**PROBLEM STATEMENT:** Copy each of the entries below faithfully, setting aside any pictures.
##### DATASET EXCERPTS #####
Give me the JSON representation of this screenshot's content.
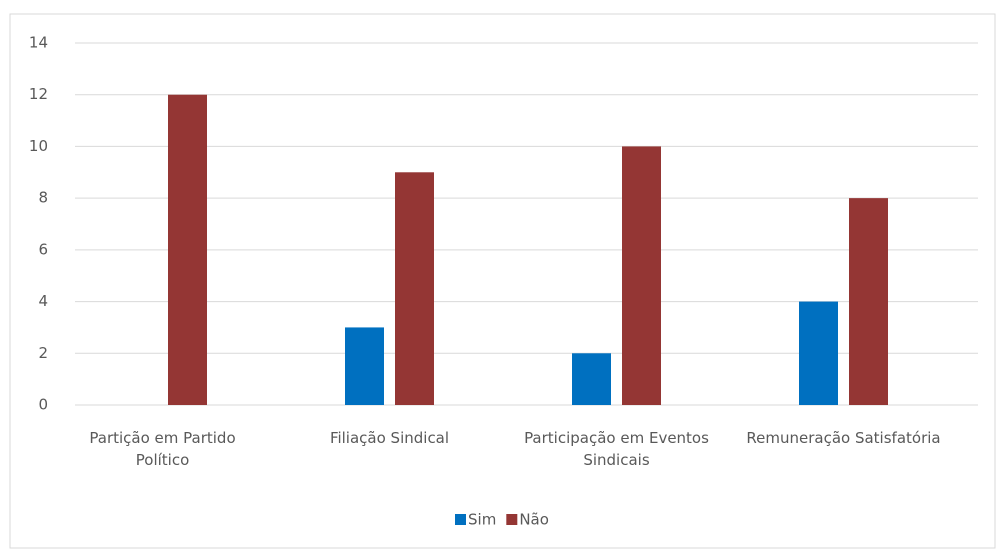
{
  "chart_data": {
    "type": "bar",
    "categories": [
      "Partição em Partido Político",
      "Filiação Sindical",
      "Participação em Eventos Sindicais",
      "Remuneração Satisfatória"
    ],
    "series": [
      {
        "name": "Sim",
        "color": "#0070c0",
        "values": [
          0,
          3,
          2,
          4
        ]
      },
      {
        "name": "Não",
        "color": "#943634",
        "values": [
          12,
          9,
          10,
          8
        ]
      }
    ],
    "ylim": [
      0,
      14
    ],
    "yticks": [
      0,
      2,
      4,
      6,
      8,
      10,
      12,
      14
    ],
    "grid": true,
    "legend": "bottom"
  }
}
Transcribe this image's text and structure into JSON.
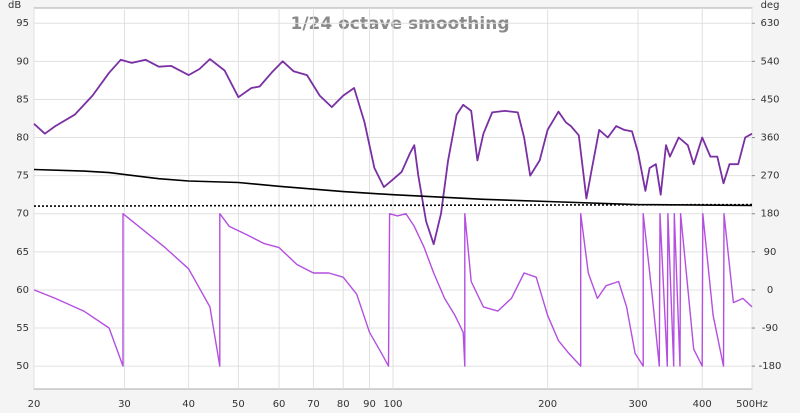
#####
**TASK RESPONSE:**
Give me the JSON representation of this screenshot's content.
{
  "chart_data": {
    "type": "bar",
    "categories": [
      "Partição em Partido Político",
      "Filiação Sindical",
      "Participação em Eventos Sindicais",
      "Remuneração Satisfatória"
    ],
    "series": [
      {
        "name": "Sim",
        "color": "#0070c0",
        "values": [
          0,
          3,
          2,
          4
        ]
      },
      {
        "name": "Não",
        "color": "#943634",
        "values": [
          12,
          9,
          10,
          8
        ]
      }
    ],
    "ylim": [
      0,
      14
    ],
    "yticks": [
      0,
      2,
      4,
      6,
      8,
      10,
      12,
      14
    ],
    "grid": true,
    "legend": "bottom"
  }
}
Transcribe this image's text and structure into JSON.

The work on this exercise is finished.